→ Prompt:
Find the lines holding "beta" and copy them.

→ Dataset extract:
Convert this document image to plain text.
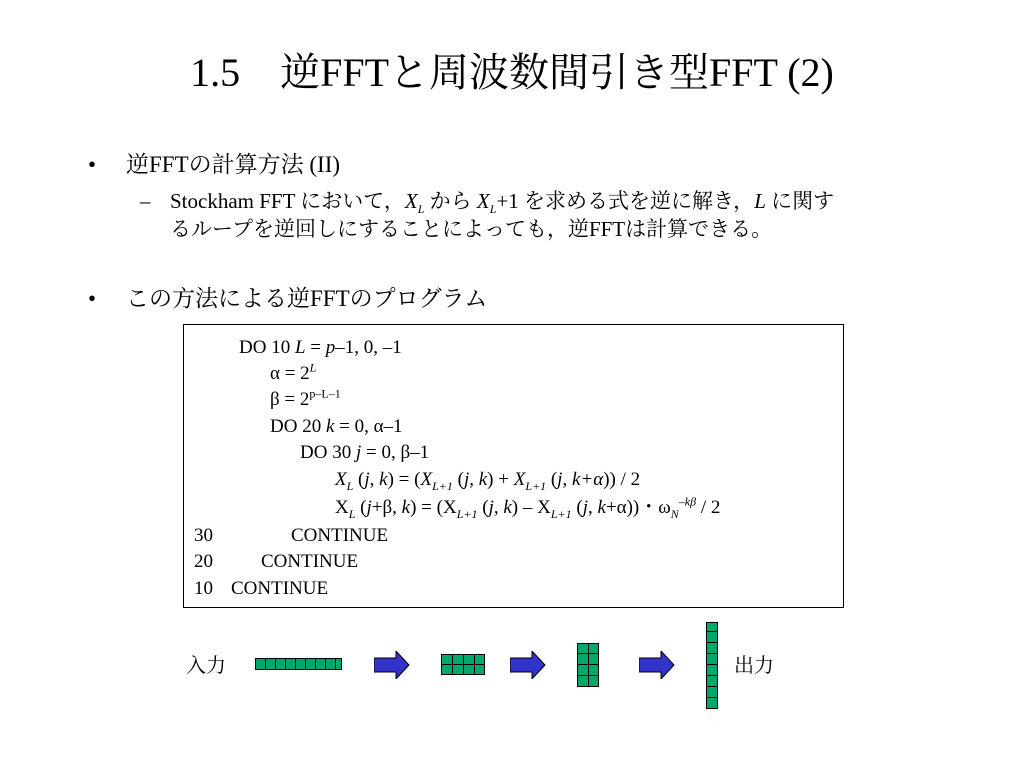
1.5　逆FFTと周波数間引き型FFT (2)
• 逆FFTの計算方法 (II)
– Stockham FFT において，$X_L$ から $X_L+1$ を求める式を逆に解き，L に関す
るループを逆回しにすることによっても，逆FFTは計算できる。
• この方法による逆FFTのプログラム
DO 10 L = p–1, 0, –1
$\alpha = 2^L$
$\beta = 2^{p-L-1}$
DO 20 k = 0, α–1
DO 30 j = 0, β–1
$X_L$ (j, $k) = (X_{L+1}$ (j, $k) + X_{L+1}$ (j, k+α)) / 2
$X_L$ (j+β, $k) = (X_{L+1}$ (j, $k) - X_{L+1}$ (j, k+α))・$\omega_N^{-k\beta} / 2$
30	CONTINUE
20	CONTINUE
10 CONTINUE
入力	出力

→ Completed task:
$\beta = 2^{p-L-1}$
$X_L$ (j+β, $k) = (X_{L+1}$ (j, $k) - X_{L+1}$ (j, k+α))・$\omega_N^{-k\beta} / 2$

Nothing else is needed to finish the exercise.